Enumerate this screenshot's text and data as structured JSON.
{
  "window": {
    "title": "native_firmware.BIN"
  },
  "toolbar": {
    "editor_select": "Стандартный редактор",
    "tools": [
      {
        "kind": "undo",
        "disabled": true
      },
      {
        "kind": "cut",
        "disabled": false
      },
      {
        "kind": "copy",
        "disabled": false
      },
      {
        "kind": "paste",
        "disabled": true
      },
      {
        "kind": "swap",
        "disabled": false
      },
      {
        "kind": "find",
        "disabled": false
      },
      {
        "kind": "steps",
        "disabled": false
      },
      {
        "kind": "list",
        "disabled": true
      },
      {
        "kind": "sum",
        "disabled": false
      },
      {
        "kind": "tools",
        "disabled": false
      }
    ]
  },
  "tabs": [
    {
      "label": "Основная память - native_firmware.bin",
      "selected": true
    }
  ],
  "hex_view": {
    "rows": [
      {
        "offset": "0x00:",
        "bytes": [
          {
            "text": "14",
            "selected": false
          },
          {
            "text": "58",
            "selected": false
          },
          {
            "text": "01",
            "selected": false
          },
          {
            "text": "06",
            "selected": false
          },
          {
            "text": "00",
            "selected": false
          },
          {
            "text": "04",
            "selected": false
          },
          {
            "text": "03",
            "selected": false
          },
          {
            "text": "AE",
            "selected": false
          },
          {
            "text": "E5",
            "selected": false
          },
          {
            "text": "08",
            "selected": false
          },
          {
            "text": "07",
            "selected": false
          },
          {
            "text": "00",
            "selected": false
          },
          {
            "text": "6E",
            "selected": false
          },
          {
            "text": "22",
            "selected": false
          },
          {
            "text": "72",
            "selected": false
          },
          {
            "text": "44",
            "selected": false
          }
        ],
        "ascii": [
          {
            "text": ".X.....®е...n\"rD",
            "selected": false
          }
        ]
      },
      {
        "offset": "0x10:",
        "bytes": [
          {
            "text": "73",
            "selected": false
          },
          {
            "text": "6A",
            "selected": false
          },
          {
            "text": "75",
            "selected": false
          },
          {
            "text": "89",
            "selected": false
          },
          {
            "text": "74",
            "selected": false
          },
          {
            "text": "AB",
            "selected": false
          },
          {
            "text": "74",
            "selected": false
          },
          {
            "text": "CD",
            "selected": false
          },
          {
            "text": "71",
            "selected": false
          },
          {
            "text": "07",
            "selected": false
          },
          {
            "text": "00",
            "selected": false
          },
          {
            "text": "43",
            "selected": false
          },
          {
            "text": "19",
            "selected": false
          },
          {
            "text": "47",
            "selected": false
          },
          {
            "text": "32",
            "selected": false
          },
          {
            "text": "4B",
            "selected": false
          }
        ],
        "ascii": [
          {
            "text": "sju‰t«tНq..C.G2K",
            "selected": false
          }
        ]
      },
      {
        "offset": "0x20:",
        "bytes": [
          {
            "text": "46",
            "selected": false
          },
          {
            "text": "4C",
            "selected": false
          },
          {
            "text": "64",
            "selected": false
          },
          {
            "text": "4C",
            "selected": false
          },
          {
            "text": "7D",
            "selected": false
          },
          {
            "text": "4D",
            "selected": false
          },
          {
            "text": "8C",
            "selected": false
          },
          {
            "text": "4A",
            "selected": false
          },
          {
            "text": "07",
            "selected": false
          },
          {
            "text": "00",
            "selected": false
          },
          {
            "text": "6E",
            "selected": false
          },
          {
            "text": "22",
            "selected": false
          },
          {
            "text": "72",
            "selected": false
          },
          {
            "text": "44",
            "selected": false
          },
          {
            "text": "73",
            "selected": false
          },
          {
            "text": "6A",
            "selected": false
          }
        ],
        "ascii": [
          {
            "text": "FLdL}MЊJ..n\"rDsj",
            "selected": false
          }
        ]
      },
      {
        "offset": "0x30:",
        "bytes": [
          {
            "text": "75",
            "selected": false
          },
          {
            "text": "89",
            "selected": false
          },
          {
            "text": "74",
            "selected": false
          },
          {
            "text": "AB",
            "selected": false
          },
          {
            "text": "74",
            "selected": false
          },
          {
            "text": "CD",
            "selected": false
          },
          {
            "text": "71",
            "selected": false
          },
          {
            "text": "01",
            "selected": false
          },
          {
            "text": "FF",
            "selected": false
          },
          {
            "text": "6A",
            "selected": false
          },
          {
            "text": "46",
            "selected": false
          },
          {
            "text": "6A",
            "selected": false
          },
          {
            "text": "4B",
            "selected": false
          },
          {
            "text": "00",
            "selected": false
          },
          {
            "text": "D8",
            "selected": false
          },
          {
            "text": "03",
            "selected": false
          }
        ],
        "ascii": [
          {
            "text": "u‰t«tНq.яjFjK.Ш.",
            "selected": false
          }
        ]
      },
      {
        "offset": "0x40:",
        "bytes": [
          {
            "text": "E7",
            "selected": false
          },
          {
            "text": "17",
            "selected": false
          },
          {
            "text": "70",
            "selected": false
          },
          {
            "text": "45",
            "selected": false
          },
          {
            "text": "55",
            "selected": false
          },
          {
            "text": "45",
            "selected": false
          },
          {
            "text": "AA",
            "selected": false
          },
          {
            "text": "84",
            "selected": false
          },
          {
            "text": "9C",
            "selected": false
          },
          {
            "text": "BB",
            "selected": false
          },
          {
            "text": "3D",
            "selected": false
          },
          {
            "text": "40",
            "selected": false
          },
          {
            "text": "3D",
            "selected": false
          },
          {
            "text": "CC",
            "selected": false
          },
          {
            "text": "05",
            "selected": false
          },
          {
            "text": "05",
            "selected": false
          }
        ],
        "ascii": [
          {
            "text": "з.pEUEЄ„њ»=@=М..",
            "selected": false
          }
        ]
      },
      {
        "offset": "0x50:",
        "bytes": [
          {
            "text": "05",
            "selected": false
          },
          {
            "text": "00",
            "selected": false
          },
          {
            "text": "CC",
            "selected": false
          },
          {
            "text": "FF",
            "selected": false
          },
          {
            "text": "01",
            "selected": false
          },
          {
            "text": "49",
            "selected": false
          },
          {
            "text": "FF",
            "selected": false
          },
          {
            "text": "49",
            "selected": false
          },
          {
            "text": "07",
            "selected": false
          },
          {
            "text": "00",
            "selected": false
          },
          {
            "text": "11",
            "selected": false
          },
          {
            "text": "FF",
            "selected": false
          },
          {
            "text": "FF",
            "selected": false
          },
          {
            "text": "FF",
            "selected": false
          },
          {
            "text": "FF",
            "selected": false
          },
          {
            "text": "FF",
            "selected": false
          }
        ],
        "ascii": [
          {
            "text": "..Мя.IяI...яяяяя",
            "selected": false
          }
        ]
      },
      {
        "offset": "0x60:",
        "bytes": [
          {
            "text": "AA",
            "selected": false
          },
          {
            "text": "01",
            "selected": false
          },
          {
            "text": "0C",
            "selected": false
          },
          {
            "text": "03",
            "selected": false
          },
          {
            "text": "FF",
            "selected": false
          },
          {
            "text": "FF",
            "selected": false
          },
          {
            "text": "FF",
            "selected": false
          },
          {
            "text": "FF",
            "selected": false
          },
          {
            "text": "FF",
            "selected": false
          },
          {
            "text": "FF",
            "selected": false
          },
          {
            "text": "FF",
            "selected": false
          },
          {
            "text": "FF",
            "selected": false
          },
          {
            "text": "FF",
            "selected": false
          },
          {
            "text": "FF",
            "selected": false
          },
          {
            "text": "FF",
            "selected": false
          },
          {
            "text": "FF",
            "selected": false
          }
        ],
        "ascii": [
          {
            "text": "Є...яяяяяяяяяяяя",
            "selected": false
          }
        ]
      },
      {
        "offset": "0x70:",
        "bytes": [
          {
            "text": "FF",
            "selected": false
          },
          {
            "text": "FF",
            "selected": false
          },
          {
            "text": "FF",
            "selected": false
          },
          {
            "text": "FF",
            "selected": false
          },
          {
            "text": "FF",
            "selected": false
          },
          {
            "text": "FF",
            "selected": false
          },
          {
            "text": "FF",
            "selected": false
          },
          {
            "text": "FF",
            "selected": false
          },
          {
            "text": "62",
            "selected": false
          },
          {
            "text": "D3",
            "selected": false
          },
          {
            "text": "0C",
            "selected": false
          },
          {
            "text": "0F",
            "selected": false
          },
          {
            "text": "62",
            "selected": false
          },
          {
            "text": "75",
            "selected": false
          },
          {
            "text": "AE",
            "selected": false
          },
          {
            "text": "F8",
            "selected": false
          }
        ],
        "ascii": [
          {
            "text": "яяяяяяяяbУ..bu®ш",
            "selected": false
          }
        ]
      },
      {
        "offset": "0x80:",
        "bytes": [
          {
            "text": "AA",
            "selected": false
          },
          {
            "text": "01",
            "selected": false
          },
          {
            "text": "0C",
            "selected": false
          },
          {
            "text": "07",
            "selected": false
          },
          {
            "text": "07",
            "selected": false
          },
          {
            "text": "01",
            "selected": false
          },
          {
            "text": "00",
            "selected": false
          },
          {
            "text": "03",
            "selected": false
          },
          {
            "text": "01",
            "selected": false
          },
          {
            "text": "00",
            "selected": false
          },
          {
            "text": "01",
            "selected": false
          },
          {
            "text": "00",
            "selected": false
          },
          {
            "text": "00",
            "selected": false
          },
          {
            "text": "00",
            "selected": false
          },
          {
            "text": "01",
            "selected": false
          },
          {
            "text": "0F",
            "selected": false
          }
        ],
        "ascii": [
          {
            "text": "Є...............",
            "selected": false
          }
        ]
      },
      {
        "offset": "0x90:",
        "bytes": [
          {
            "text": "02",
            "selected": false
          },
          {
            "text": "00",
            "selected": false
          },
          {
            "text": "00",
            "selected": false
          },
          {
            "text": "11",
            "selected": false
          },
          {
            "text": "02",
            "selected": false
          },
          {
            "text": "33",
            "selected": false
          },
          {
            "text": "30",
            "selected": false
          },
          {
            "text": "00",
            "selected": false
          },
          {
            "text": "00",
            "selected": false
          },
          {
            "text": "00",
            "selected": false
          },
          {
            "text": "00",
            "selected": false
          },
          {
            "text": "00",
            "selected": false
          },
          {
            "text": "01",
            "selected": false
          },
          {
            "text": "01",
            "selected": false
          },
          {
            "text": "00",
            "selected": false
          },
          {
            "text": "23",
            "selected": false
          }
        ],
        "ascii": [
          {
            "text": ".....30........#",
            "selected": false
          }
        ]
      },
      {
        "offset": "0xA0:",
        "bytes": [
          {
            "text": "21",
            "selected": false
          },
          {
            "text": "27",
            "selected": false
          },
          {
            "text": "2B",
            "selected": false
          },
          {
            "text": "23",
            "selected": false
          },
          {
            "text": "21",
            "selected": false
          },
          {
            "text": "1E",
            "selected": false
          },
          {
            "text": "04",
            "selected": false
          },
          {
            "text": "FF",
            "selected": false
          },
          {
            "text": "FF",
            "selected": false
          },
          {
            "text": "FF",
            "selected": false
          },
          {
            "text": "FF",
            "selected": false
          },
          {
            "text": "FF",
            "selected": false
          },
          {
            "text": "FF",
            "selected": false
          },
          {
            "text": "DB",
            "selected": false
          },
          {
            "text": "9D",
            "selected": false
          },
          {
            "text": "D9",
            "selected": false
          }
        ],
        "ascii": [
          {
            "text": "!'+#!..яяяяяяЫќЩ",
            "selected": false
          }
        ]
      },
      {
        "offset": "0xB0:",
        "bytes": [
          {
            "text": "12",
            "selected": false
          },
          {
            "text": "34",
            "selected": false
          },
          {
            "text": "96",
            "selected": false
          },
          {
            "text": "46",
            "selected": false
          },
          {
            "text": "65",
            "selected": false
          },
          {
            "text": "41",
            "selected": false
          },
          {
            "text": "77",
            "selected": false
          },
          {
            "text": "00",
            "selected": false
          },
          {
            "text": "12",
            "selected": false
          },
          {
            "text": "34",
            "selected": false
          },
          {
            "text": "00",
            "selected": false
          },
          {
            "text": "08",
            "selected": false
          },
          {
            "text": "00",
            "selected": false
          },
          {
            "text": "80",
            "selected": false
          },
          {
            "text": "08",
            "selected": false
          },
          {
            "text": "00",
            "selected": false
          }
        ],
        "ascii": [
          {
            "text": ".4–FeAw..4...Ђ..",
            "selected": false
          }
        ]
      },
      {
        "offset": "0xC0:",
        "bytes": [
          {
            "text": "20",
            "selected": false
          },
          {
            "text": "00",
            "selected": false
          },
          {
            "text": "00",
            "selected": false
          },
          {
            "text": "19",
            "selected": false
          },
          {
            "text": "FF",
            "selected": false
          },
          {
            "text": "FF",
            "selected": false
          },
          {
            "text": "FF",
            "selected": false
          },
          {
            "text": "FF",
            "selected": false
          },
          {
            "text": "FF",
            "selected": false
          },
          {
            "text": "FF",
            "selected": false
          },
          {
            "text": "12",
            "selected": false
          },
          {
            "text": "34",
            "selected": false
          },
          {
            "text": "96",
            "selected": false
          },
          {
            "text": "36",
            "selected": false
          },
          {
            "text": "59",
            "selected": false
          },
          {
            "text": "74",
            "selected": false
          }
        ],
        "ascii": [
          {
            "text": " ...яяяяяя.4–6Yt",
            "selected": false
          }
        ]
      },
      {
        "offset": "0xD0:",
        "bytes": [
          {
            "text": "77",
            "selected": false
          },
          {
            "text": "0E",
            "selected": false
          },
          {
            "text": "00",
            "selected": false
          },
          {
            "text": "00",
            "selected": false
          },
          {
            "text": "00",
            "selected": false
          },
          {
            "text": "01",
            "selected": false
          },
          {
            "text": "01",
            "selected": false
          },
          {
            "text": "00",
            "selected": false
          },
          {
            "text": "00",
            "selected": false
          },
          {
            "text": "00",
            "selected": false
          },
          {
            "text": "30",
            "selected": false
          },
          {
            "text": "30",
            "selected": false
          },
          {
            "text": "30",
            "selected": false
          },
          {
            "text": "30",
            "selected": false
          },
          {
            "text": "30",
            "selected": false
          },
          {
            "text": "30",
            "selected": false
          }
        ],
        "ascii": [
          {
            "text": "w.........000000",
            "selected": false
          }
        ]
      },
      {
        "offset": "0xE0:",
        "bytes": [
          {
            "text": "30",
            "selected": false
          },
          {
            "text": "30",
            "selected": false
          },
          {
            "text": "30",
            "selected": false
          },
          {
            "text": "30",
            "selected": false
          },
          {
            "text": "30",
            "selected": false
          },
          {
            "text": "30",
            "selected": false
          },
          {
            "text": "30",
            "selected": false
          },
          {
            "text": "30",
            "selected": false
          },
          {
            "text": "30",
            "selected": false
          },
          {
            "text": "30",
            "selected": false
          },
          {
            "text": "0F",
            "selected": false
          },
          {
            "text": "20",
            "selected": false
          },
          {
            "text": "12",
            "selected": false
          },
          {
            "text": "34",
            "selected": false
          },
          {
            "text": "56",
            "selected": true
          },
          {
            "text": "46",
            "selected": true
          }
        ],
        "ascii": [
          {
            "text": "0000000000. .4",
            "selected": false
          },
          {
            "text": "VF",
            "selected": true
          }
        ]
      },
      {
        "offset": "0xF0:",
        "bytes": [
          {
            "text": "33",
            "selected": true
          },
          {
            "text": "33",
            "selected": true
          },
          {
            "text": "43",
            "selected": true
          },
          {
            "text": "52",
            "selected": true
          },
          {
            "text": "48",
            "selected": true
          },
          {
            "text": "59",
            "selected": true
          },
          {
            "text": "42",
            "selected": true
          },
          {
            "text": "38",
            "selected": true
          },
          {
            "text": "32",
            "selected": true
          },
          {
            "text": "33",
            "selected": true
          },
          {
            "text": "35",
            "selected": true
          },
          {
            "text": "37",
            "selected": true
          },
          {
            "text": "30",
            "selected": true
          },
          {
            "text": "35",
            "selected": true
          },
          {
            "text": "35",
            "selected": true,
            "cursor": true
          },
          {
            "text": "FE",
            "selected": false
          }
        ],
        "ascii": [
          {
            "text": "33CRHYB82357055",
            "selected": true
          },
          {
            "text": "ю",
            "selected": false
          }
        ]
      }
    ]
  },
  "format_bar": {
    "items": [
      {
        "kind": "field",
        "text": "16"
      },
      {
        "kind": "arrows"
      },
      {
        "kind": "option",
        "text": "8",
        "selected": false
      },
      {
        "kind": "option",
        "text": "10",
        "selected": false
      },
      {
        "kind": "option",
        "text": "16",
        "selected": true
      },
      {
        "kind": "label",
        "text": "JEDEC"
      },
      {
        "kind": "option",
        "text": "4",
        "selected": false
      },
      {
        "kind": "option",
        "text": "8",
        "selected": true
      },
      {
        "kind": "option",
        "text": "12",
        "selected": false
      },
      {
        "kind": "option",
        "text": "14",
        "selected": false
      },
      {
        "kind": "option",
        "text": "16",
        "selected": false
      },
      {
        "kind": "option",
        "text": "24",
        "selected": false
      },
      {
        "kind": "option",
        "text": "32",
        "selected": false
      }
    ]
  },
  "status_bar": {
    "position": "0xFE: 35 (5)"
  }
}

§ **Goal**
Select every line in the records above that contains the word "label".

§ **Written solution**
      "label": "Основная память - native_firmware.bin",
        "kind": "label",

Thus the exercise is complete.